WORK TO BE COMPLETED -
Determine the number of lines containing the word "JSON". Reply with it and nothing else.

PROVIDED DATA -

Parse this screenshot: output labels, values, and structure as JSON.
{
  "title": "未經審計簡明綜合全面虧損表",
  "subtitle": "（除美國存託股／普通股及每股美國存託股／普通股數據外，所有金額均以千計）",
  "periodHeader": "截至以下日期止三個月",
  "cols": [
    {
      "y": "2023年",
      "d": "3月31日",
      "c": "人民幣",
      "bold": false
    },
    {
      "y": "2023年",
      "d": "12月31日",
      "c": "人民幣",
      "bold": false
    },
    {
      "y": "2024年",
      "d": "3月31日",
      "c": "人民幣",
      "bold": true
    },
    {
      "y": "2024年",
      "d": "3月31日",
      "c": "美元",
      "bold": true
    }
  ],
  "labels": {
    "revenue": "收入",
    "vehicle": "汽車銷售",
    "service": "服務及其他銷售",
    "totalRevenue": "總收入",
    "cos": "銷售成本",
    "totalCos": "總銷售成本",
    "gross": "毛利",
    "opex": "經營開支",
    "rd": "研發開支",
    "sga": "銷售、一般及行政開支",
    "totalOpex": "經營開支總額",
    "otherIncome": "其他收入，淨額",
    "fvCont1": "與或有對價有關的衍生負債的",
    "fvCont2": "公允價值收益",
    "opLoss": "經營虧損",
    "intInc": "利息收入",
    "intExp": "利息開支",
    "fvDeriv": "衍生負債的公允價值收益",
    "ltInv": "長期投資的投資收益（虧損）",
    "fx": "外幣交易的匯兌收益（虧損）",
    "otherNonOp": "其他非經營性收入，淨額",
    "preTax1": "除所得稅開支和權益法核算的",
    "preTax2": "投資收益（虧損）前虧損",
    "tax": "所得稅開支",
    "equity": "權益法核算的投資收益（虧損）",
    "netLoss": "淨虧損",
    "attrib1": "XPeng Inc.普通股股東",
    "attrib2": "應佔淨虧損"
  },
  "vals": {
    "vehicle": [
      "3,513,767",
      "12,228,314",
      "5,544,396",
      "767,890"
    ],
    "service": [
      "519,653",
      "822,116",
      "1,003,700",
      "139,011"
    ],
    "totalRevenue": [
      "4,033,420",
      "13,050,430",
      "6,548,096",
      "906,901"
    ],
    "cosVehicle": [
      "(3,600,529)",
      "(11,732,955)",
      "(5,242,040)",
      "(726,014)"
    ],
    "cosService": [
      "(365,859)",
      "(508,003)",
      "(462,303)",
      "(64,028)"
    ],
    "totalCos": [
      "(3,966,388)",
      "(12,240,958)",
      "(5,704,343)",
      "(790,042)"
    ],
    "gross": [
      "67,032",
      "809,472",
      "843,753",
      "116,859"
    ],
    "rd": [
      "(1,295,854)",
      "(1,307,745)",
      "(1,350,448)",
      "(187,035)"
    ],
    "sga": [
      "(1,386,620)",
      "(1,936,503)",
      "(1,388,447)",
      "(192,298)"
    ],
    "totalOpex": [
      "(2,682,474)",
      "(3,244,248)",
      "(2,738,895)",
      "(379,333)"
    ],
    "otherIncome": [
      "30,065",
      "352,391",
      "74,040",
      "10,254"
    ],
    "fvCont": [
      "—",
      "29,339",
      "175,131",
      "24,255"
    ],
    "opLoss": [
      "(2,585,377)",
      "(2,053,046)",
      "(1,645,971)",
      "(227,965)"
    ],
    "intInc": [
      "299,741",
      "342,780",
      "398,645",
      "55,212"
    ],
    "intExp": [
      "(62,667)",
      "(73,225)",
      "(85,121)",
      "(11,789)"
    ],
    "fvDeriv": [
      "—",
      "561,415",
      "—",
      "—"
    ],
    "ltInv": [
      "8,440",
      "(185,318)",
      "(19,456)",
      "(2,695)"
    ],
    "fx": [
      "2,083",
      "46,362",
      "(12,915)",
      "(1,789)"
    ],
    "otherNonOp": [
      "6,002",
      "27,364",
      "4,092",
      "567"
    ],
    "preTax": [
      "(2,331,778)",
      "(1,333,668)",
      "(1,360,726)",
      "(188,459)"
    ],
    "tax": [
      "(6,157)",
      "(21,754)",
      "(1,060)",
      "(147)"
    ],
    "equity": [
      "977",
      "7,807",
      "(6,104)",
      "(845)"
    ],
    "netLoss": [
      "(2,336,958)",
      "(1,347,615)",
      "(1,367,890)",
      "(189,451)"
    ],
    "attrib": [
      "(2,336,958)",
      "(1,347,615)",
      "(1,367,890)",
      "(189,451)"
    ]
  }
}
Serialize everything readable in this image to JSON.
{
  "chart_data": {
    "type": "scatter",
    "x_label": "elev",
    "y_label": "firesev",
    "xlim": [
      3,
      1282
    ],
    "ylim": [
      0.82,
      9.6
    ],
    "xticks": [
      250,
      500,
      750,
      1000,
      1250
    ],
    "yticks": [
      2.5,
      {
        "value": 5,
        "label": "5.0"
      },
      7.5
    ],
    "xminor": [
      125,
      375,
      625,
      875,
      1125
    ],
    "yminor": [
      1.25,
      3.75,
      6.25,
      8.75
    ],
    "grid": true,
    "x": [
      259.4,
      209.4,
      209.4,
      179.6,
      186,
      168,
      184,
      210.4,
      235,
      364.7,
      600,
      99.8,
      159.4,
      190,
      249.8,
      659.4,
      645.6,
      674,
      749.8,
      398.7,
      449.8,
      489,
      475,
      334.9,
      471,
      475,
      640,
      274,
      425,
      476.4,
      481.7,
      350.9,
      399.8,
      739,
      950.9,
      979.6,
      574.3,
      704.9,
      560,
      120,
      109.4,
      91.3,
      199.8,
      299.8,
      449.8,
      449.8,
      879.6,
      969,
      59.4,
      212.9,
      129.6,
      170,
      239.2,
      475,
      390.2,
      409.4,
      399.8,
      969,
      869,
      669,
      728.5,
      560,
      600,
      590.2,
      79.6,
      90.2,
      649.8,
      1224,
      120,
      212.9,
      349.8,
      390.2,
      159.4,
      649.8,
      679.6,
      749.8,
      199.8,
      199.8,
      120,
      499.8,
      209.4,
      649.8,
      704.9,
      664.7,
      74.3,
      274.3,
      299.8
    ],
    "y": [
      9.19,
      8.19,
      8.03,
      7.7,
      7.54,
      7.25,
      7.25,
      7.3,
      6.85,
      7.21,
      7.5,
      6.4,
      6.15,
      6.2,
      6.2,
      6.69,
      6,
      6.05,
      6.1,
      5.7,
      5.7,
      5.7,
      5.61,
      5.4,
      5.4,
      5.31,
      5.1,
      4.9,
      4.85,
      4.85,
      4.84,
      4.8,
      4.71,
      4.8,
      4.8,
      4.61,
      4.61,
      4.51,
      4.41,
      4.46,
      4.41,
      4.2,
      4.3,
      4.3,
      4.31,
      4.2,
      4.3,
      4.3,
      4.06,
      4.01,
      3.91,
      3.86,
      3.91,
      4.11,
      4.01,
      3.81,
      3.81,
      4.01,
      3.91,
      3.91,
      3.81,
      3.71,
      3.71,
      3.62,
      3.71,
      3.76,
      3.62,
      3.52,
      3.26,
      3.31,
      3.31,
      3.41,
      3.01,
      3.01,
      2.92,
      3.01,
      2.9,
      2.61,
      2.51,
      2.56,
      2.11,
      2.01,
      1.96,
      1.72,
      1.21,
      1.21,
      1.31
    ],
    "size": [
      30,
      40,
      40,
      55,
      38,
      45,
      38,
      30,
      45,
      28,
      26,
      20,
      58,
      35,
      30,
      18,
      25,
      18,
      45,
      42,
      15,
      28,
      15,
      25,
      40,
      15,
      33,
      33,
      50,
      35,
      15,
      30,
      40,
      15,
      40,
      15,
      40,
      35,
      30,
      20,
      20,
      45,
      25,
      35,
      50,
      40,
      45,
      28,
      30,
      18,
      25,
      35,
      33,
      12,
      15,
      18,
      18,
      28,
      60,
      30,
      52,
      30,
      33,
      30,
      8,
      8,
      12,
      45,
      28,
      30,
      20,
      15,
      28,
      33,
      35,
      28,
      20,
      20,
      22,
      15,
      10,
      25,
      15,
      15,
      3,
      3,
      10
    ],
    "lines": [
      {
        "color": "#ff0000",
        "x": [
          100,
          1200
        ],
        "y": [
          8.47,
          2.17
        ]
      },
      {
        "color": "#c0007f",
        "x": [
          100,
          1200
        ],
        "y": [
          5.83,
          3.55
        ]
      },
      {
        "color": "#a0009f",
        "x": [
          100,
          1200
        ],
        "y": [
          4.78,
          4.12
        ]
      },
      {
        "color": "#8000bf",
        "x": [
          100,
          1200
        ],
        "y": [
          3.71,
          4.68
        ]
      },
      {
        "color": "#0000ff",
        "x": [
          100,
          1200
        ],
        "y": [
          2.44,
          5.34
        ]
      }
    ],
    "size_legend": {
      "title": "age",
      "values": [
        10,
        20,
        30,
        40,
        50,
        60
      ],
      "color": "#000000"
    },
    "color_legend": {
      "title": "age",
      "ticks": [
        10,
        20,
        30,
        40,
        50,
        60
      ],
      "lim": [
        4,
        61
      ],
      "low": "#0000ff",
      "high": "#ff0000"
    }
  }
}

CORRECT RESULT -
2